"""

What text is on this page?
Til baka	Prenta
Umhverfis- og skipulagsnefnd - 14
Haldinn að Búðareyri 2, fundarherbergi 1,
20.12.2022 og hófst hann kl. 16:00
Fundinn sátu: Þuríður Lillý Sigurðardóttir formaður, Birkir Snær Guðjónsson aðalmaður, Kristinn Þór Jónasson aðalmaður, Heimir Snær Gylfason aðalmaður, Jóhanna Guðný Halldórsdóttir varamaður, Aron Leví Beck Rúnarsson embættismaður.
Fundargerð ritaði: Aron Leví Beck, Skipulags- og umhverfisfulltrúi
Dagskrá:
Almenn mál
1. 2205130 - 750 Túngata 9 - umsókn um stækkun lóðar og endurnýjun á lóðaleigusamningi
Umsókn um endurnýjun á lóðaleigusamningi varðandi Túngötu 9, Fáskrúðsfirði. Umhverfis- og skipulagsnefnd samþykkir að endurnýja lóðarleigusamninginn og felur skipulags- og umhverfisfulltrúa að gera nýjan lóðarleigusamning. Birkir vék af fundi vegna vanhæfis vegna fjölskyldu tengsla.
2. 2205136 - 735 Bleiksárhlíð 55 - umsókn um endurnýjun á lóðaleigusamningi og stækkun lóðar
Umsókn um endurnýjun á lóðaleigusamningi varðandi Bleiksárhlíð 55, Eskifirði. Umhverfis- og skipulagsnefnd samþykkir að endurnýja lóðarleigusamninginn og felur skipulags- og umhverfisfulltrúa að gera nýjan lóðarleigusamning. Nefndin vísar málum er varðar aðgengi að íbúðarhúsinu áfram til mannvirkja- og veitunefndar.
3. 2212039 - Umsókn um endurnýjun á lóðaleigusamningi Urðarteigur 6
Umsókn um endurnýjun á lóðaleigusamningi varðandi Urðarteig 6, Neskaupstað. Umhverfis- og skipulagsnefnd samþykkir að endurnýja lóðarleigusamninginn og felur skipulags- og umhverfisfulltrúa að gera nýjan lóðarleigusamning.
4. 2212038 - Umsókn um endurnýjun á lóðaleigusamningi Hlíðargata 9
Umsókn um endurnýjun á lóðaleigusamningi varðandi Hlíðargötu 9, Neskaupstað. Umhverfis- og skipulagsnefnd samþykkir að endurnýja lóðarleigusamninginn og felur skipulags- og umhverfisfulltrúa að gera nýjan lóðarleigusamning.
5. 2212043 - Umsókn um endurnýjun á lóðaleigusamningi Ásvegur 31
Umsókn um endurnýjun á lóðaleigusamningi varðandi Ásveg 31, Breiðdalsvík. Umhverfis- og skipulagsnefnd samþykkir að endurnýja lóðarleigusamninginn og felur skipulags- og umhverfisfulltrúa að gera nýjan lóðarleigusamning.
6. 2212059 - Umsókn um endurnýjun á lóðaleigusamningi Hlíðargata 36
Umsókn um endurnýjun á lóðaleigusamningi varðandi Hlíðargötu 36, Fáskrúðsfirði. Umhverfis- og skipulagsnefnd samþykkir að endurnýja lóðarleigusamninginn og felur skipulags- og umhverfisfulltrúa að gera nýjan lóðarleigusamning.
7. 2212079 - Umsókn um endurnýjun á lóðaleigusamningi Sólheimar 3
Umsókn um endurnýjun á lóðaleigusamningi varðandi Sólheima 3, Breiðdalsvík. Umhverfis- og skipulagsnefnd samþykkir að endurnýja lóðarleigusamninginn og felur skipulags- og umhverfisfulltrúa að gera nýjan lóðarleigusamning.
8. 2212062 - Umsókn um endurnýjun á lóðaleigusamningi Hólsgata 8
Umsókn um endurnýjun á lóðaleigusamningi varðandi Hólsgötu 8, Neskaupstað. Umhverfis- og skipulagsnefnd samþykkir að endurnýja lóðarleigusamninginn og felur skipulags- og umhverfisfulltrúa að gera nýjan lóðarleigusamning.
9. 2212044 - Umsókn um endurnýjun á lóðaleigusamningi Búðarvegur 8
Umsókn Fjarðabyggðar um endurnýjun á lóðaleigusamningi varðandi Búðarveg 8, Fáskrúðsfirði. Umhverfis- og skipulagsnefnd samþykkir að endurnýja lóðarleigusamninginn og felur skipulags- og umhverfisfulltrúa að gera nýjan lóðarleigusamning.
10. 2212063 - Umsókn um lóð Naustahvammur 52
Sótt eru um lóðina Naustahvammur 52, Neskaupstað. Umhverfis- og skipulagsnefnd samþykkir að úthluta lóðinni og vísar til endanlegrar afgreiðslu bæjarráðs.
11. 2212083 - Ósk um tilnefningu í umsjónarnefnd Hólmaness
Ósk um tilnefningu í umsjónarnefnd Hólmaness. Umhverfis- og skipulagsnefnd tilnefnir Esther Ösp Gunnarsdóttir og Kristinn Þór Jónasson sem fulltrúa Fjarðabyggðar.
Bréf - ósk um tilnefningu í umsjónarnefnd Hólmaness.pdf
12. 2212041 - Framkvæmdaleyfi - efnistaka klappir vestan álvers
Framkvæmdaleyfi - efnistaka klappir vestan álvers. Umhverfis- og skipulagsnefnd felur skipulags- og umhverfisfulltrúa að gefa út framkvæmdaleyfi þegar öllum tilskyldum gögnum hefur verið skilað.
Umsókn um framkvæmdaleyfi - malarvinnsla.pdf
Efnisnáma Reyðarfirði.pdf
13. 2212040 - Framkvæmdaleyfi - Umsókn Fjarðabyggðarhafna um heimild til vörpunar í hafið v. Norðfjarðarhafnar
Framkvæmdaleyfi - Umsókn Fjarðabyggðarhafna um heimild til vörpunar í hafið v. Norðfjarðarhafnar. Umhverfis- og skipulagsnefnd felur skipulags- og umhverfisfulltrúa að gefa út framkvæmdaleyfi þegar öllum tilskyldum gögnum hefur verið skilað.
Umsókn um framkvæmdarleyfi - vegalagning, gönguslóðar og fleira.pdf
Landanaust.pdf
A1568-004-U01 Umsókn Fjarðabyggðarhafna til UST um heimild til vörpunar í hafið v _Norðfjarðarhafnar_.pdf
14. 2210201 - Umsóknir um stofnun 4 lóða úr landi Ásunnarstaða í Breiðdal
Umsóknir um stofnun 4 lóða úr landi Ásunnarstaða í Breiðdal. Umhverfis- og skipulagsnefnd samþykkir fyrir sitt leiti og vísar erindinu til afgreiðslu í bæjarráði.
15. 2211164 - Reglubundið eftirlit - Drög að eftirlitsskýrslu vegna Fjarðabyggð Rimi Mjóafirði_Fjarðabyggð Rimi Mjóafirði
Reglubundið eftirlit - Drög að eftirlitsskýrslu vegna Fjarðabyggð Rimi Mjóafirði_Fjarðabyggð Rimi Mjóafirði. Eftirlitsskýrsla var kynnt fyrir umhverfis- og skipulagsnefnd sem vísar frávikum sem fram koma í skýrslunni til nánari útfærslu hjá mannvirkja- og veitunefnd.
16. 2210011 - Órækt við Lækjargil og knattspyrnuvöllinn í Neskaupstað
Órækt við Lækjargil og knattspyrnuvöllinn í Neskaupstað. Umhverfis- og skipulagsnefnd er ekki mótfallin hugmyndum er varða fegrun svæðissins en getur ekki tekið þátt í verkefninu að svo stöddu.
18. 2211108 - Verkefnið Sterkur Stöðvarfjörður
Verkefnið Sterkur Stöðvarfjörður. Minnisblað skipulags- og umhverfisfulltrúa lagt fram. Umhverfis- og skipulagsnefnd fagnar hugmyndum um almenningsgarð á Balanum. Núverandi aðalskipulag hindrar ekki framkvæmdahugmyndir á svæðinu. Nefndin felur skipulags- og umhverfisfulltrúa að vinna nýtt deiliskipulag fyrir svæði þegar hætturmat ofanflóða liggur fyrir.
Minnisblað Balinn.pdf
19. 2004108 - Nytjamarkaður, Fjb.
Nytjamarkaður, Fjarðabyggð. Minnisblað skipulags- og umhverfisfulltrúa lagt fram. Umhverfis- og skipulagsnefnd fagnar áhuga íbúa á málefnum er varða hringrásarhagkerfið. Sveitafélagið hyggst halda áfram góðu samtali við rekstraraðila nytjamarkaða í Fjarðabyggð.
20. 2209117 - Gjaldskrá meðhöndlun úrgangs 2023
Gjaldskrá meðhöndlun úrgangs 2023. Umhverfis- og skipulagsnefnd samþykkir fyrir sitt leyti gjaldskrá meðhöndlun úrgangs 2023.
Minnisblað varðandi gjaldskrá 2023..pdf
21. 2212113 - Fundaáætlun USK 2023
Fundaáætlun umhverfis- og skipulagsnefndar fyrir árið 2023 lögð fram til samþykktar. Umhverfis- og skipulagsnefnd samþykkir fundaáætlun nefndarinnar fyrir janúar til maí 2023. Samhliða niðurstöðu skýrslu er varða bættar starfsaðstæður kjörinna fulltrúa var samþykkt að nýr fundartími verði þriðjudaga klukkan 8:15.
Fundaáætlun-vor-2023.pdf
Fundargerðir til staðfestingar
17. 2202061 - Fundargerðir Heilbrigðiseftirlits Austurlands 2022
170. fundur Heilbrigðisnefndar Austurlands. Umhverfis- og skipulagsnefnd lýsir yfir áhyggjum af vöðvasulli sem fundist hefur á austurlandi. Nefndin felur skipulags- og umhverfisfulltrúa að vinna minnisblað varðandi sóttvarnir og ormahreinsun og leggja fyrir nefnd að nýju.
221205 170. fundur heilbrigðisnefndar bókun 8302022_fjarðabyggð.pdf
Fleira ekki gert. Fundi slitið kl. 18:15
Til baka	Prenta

"""
"""

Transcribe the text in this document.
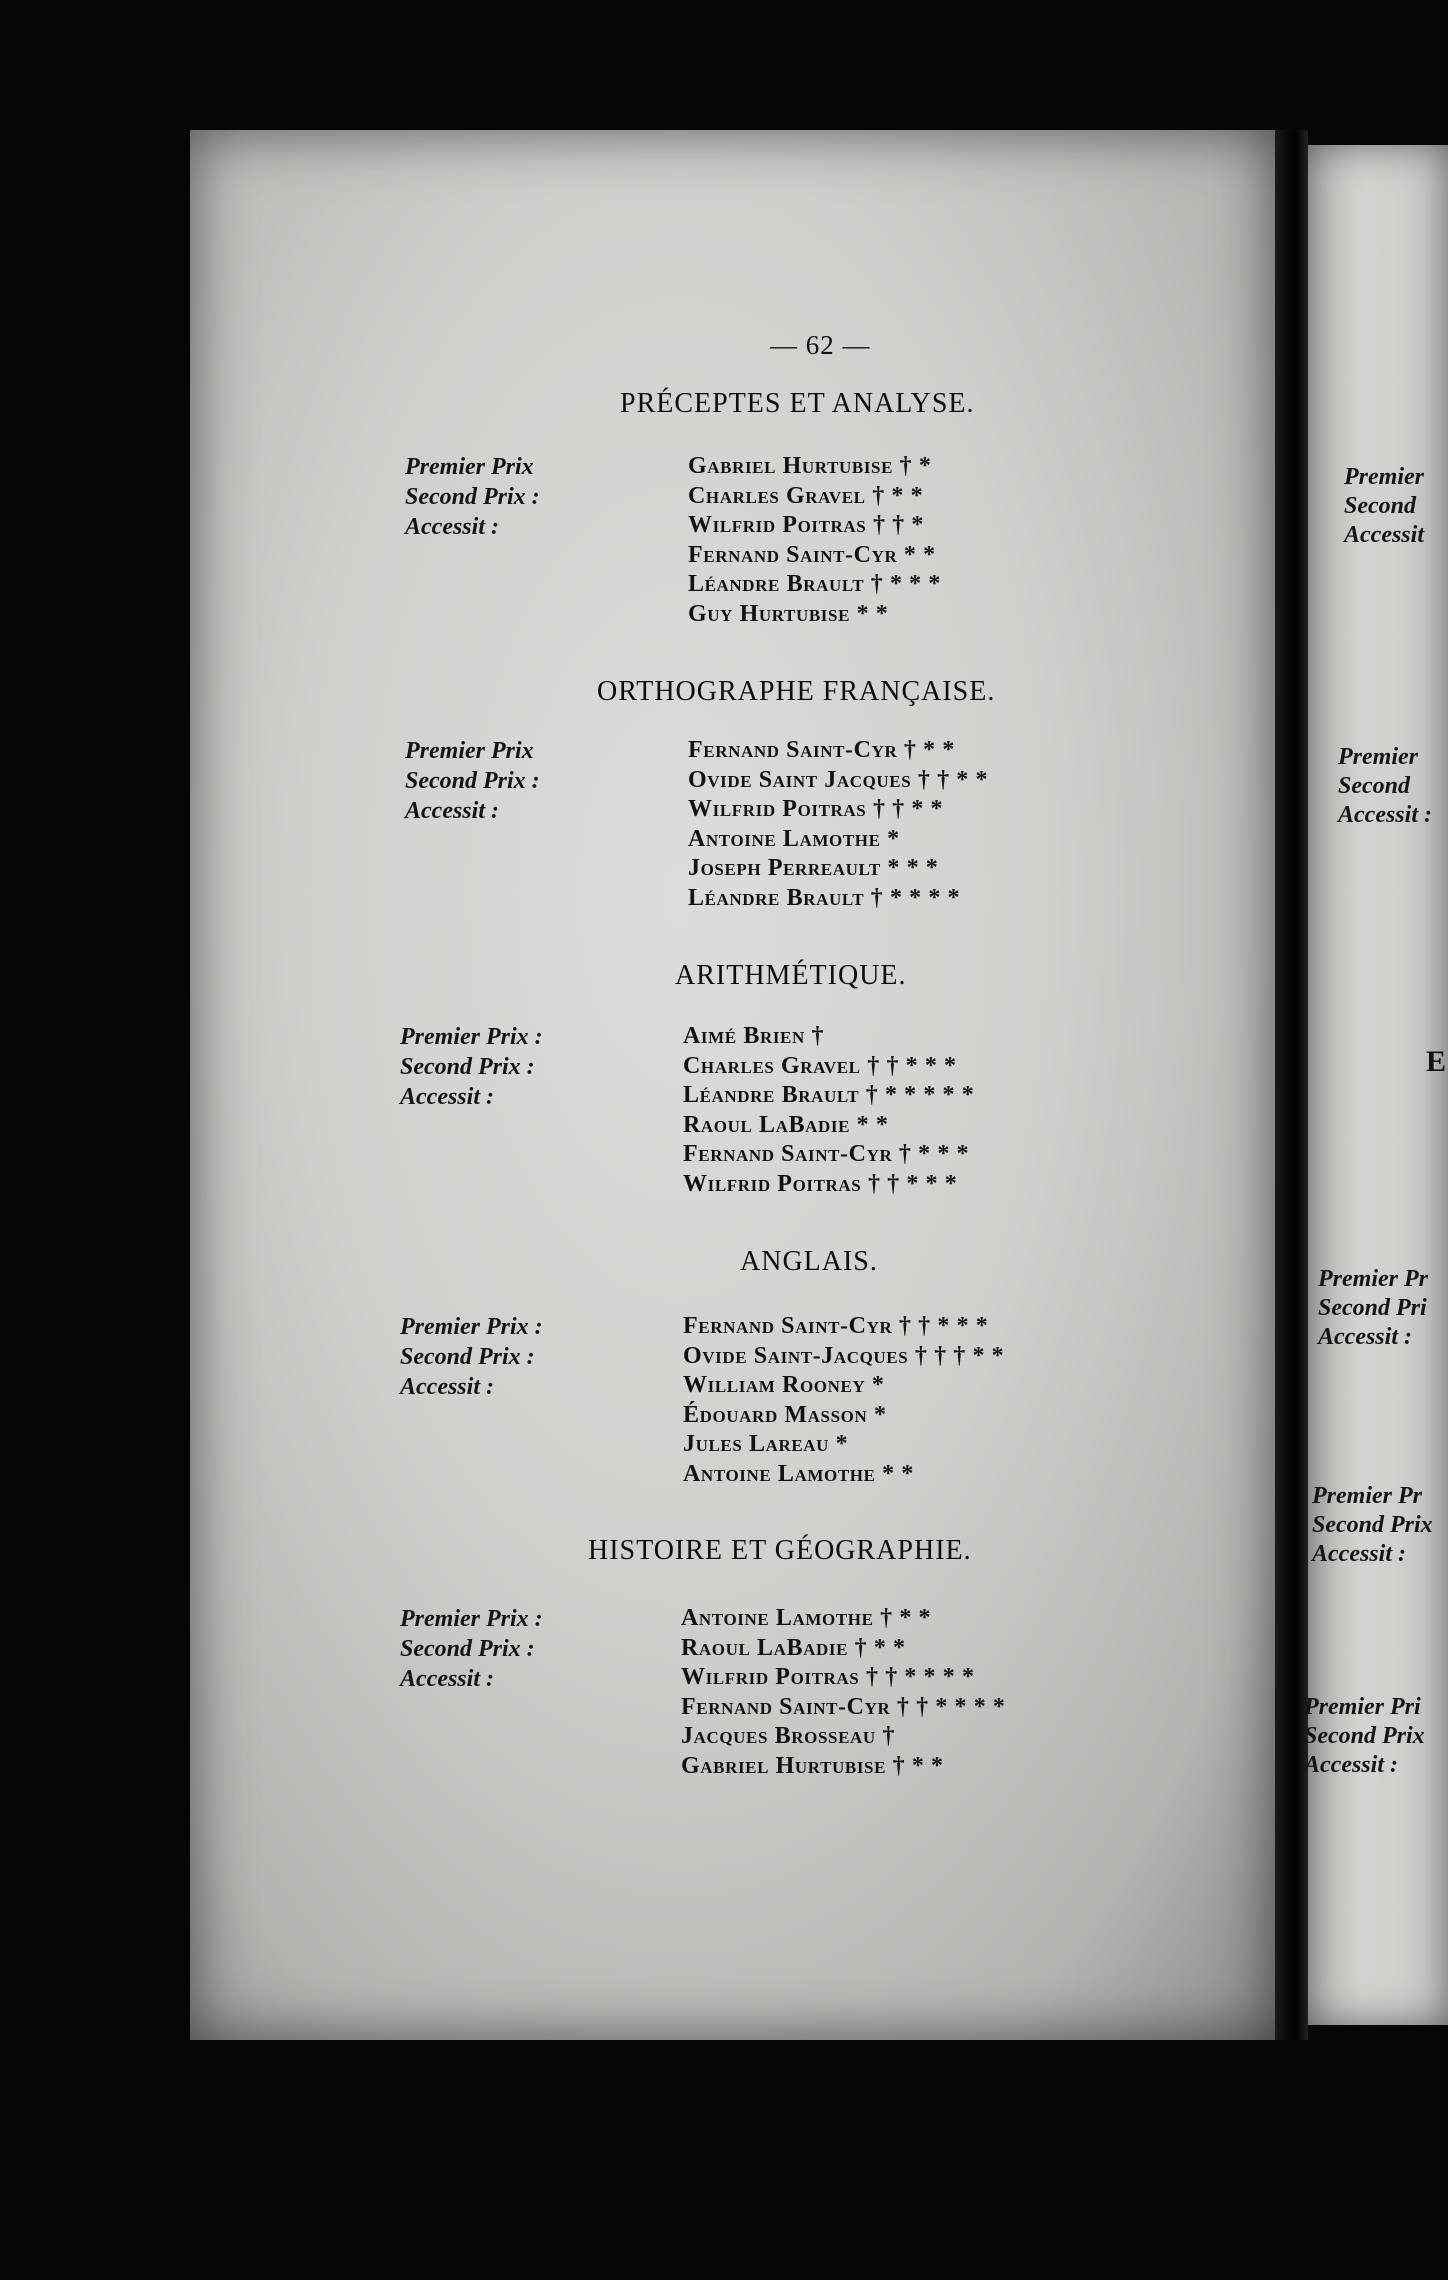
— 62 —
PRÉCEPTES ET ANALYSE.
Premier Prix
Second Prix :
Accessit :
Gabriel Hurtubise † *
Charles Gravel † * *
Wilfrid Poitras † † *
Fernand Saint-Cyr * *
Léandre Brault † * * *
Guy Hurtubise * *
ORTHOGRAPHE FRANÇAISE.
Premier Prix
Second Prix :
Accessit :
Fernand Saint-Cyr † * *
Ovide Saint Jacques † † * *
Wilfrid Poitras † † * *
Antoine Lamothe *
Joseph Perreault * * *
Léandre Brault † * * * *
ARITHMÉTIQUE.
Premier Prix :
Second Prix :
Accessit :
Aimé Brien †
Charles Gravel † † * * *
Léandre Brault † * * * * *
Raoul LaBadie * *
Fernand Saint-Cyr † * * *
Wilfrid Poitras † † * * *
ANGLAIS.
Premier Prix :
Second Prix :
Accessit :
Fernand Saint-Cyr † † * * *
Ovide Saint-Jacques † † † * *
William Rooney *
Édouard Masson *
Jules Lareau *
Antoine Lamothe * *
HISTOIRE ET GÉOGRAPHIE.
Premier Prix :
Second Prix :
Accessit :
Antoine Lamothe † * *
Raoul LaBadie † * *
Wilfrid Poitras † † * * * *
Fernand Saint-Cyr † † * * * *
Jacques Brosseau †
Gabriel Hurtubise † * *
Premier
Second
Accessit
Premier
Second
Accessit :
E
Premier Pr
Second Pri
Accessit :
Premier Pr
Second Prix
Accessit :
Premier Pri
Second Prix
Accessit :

"""
"""

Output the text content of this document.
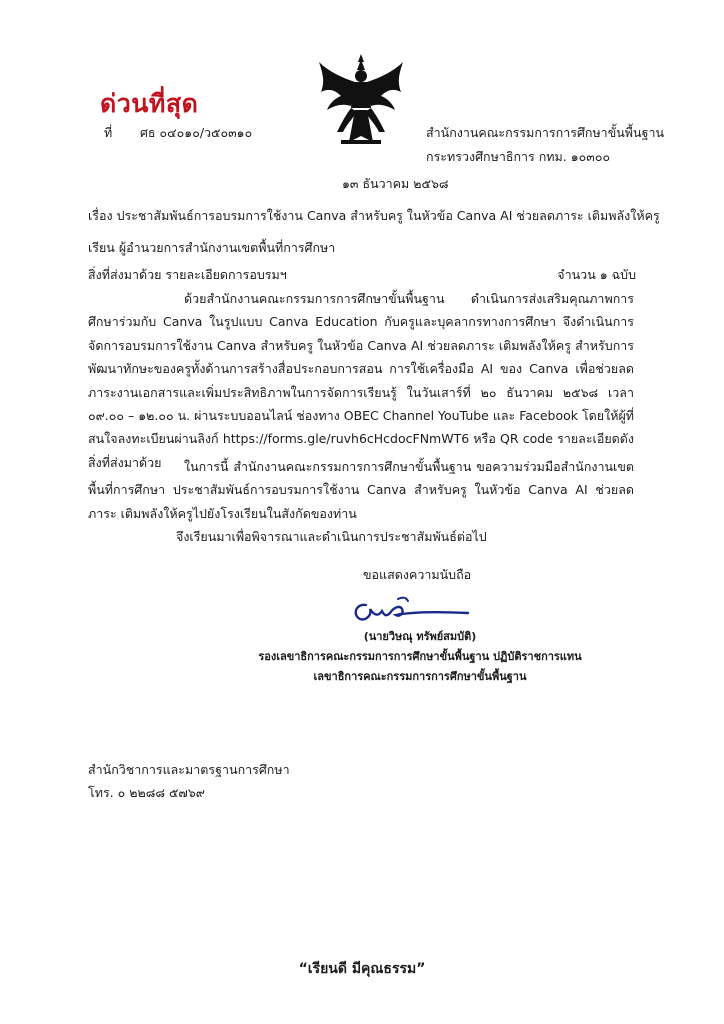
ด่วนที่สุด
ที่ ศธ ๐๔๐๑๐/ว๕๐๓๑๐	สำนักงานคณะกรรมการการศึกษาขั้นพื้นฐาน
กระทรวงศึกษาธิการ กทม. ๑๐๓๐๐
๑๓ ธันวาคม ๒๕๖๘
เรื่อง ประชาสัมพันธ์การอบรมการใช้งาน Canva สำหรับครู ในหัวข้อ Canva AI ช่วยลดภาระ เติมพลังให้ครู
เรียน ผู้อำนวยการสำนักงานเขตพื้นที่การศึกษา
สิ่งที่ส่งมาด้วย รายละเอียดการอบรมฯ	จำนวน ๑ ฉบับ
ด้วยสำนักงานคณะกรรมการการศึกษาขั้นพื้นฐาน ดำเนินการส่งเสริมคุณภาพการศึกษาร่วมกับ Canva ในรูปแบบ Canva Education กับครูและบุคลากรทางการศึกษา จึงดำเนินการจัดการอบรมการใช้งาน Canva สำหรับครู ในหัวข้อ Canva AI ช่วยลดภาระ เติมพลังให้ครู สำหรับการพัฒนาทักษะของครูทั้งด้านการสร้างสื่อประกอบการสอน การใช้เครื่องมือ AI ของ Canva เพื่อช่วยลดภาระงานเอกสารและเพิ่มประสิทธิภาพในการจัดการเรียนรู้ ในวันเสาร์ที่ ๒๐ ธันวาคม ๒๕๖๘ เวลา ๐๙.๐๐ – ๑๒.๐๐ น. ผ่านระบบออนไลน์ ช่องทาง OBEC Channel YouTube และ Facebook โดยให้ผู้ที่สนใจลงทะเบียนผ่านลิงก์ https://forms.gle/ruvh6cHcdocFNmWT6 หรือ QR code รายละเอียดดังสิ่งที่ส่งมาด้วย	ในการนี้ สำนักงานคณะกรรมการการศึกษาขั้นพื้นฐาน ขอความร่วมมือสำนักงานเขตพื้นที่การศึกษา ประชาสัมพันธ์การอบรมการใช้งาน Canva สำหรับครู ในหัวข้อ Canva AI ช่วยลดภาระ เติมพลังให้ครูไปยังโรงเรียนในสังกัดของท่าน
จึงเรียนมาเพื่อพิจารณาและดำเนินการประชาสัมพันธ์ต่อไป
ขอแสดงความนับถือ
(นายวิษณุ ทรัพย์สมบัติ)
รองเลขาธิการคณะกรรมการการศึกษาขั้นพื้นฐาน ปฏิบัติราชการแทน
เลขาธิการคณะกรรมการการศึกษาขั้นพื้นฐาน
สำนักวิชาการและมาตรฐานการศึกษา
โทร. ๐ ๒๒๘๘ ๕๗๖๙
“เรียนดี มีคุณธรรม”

"""

TO BE DONE | Gather all lines from the listing above in which "Naustahvammur" occurs.

TASK ANSWER |
10. 2212063 - Umsókn um lóð Naustahvammur 52
Sótt eru um lóðina Naustahvammur 52, Neskaupstað. Umhverfis- og skipulagsnefnd samþykkir að úthluta lóðinni og vísar til endanlegrar afgreiðslu bæjarráðs.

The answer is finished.